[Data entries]
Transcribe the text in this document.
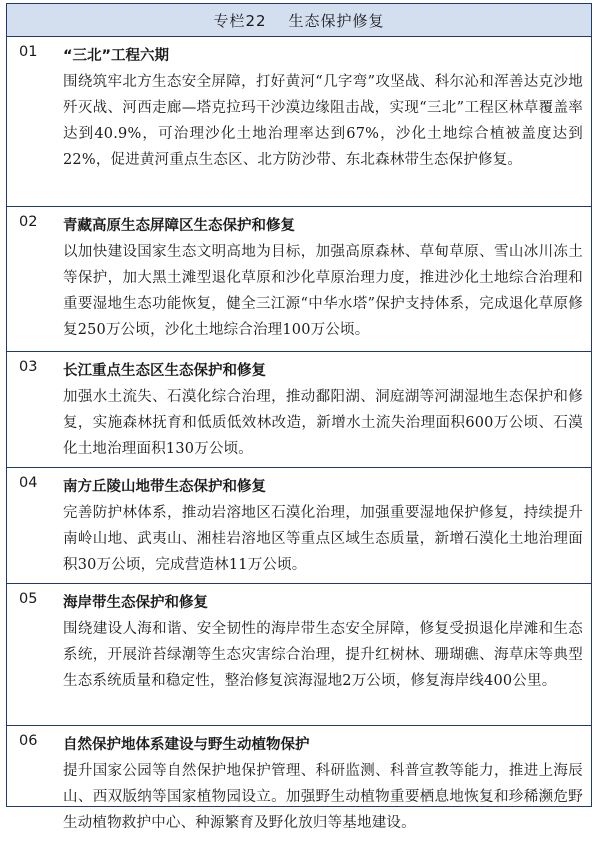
专栏22 生态保护修复
01 “三北”工程六期
围绕筑牢北方生态安全屏障，打好黄河“几字弯”攻坚战、科尔沁和浑善达克沙地歼灭战、河西走廊—塔克拉玛干沙漠边缘阻击战，实现“三北”工程区林草覆盖率达到40.9%，可治理沙化土地治理率达到67%，沙化土地综合植被盖度达到22%，促进黄河重点生态区、北方防沙带、东北森林带生态保护修复。
02 青藏高原生态屏障区生态保护和修复
以加快建设国家生态文明高地为目标，加强高原森林、草甸草原、雪山冰川冻土等保护，加大黑土滩型退化草原和沙化草原治理力度，推进沙化土地综合治理和重要湿地生态功能恢复，健全三江源“中华水塔”保护支持体系，完成退化草原修复250万公顷，沙化土地综合治理100万公顷。
03 长江重点生态区生态保护和修复
加强水土流失、石漠化综合治理，推动鄱阳湖、洞庭湖等河湖湿地生态保护和修复，实施森林抚育和低质低效林改造，新增水土流失治理面积600万公顷、石漠化土地治理面积130万公顷。
04 南方丘陵山地带生态保护和修复
完善防护林体系，推动岩溶地区石漠化治理，加强重要湿地保护修复，持续提升南岭山地、武夷山、湘桂岩溶地区等重点区域生态质量，新增石漠化土地治理面积30万公顷，完成营造林11万公顷。
05 海岸带生态保护和修复
围绕建设人海和谐、安全韧性的海岸带生态安全屏障，修复受损退化岸滩和生态系统，开展浒苔绿潮等生态灾害综合治理，提升红树林、珊瑚礁、海草床等典型生态系统质量和稳定性，整治修复滨海湿地2万公顷，修复海岸线400公里。
06 自然保护地体系建设与野生动植物保护
提升国家公园等自然保护地保护管理、科研监测、科普宣教等能力，推进上海辰山、西双版纳等国家植物园设立。加强野生动植物重要栖息地恢复和珍稀濒危野生动植物救护中心、种源繁育及野化放归等基地建设。
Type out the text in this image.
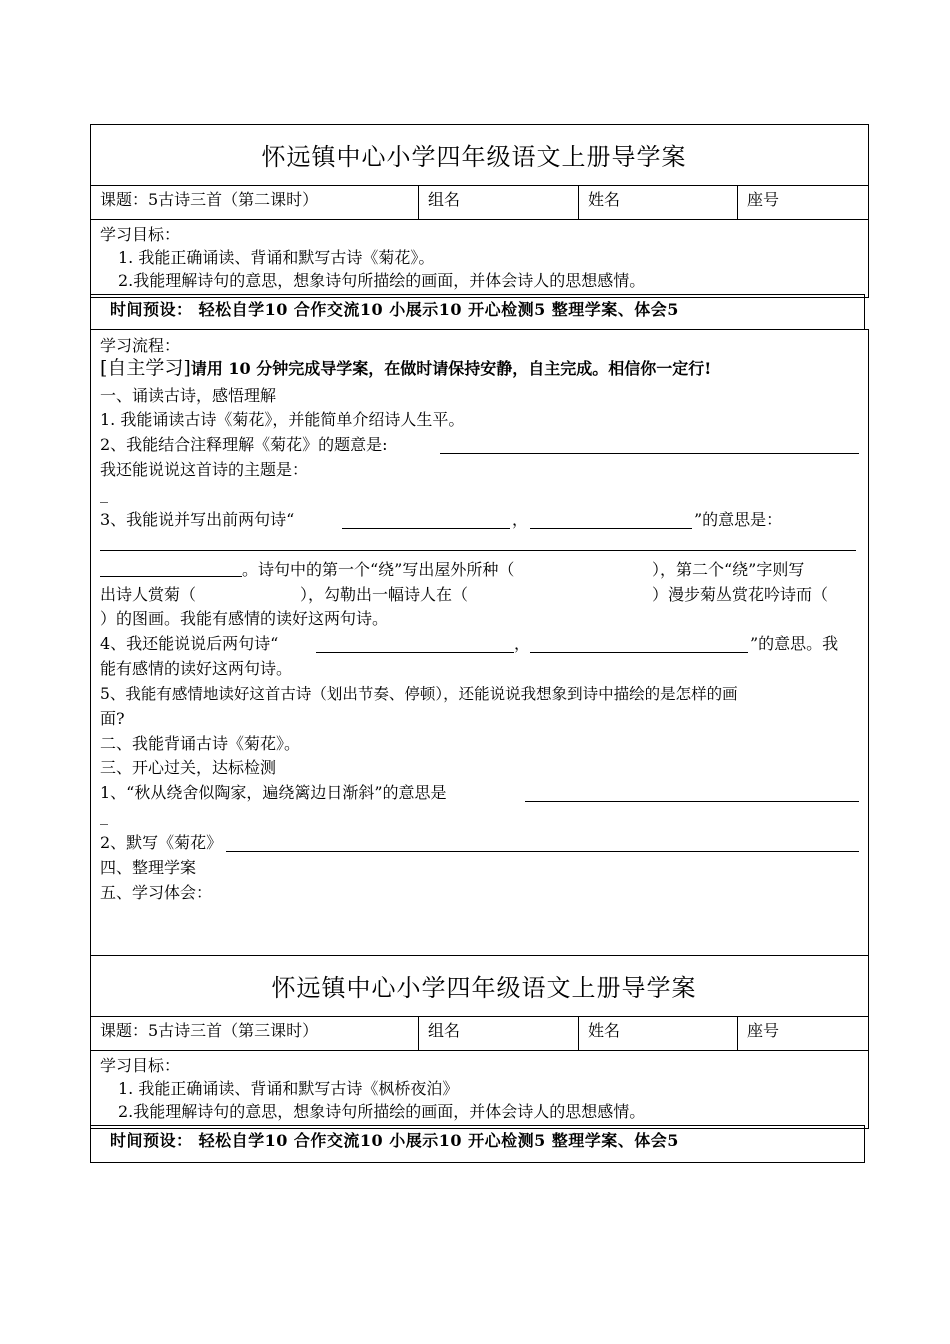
怀远镇中心小学四年级语文上册导学案
课题：5古诗三首（第二课时）	组名	姓名	座号
学习目标：
1. 我能正确诵读、背诵和默写古诗《菊花》。
2.我能理解诗句的意思，想象诗句所描绘的画面，并体会诗人的思想感情。
时间预设： 轻松自学10 合作交流10 小展示10 开心检测5 整理学案、体会5
学习流程：
[自主学习]请用 10 分钟完成导学案，在做时请保持安静，自主完成。相信你一定行!
一、诵读古诗，感悟理解
1. 我能诵读古诗《菊花》，并能简单介绍诗人生平。
2、我能结合注释理解《菊花》的题意是:
我还能说说这首诗的主题是：
_
3、我能说并写出前两句诗“	，	”的意思是：
。诗句中的第一个“绕”写出屋外所种（	），第二个“绕”字则写
出诗人赏菊（	），勾勒出一幅诗人在（	）漫步菊丛赏花吟诗而（
）的图画。我能有感情的读好这两句诗。
4、我还能说说后两句诗“	，	”的意思。我
能有感情的读好这两句诗。
5、我能有感情地读好这首古诗（划出节奏、停顿），还能说说我想象到诗中描绘的是怎样的画
面?
二、我能背诵古诗《菊花》。
三、开心过关，达标检测
1、“秋从绕舍似陶家，遍绕篱边日渐斜”的意思是
_
2、默写《菊花》
四、整理学案
五、学习体会：
怀远镇中心小学四年级语文上册导学案
课题：5古诗三首（第三课时）	组名	姓名	座号
学习目标：
1. 我能正确诵读、背诵和默写古诗《枫桥夜泊》
2.我能理解诗句的意思，想象诗句所描绘的画面，并体会诗人的思想感情。
时间预设： 轻松自学10 合作交流10 小展示10 开心检测5 整理学案、体会5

*Task details*
Leave out the pictures and give the rest of the records again exactly.

*Completed exercise*
Transcribe the text in this document.
专栏22 生态保护修复
01 “三北”工程六期
围绕筑牢北方生态安全屏障，打好黄河“几字弯”攻坚战、科尔沁和浑善达克沙地歼灭战、河西走廊—塔克拉玛干沙漠边缘阻击战，实现“三北”工程区林草覆盖率达到40.9%，可治理沙化土地治理率达到67%，沙化土地综合植被盖度达到22%，促进黄河重点生态区、北方防沙带、东北森林带生态保护修复。
02 青藏高原生态屏障区生态保护和修复
以加快建设国家生态文明高地为目标，加强高原森林、草甸草原、雪山冰川冻土等保护，加大黑土滩型退化草原和沙化草原治理力度，推进沙化土地综合治理和重要湿地生态功能恢复，健全三江源“中华水塔”保护支持体系，完成退化草原修复250万公顷，沙化土地综合治理100万公顷。
03 长江重点生态区生态保护和修复
加强水土流失、石漠化综合治理，推动鄱阳湖、洞庭湖等河湖湿地生态保护和修复，实施森林抚育和低质低效林改造，新增水土流失治理面积600万公顷、石漠化土地治理面积130万公顷。
04 南方丘陵山地带生态保护和修复
完善防护林体系，推动岩溶地区石漠化治理，加强重要湿地保护修复，持续提升南岭山地、武夷山、湘桂岩溶地区等重点区域生态质量，新增石漠化土地治理面积30万公顷，完成营造林11万公顷。
05 海岸带生态保护和修复
围绕建设人海和谐、安全韧性的海岸带生态安全屏障，修复受损退化岸滩和生态系统，开展浒苔绿潮等生态灾害综合治理，提升红树林、珊瑚礁、海草床等典型生态系统质量和稳定性，整治修复滨海湿地2万公顷，修复海岸线400公里。
06 自然保护地体系建设与野生动植物保护
提升国家公园等自然保护地保护管理、科研监测、科普宣教等能力，推进上海辰山、西双版纳等国家植物园设立。加强野生动植物重要栖息地恢复和珍稀濒危野生动植物救护中心、种源繁育及野化放归等基地建设。
Type out the text in this image.
怀远镇中心小学四年级语文上册导学案
课题：5古诗三首（第二课时）	组名	姓名	座号
学习目标：
1. 我能正确诵读、背诵和默写古诗《菊花》。
2.我能理解诗句的意思，想象诗句所描绘的画面，并体会诗人的思想感情。
时间预设： 轻松自学10 合作交流10 小展示10 开心检测5 整理学案、体会5
学习流程：
[自主学习]请用 10 分钟完成导学案，在做时请保持安静，自主完成。相信你一定行!
一、诵读古诗，感悟理解
1. 我能诵读古诗《菊花》，并能简单介绍诗人生平。
2、我能结合注释理解《菊花》的题意是:
我还能说说这首诗的主题是：
_
3、我能说并写出前两句诗“	，	”的意思是：
。诗句中的第一个“绕”写出屋外所种（	），第二个“绕”字则写
出诗人赏菊（	），勾勒出一幅诗人在（	）漫步菊丛赏花吟诗而（
）的图画。我能有感情的读好这两句诗。
4、我还能说说后两句诗“	，	”的意思。我
能有感情的读好这两句诗。
5、我能有感情地读好这首古诗（划出节奏、停顿），还能说说我想象到诗中描绘的是怎样的画
面?
二、我能背诵古诗《菊花》。
三、开心过关，达标检测
1、“秋从绕舍似陶家，遍绕篱边日渐斜”的意思是
_
2、默写《菊花》
四、整理学案
五、学习体会：
怀远镇中心小学四年级语文上册导学案
课题：5古诗三首（第三课时）	组名	姓名	座号
学习目标：
1. 我能正确诵读、背诵和默写古诗《枫桥夜泊》
2.我能理解诗句的意思，想象诗句所描绘的画面，并体会诗人的思想感情。
时间预设： 轻松自学10 合作交流10 小展示10 开心检测5 整理学案、体会5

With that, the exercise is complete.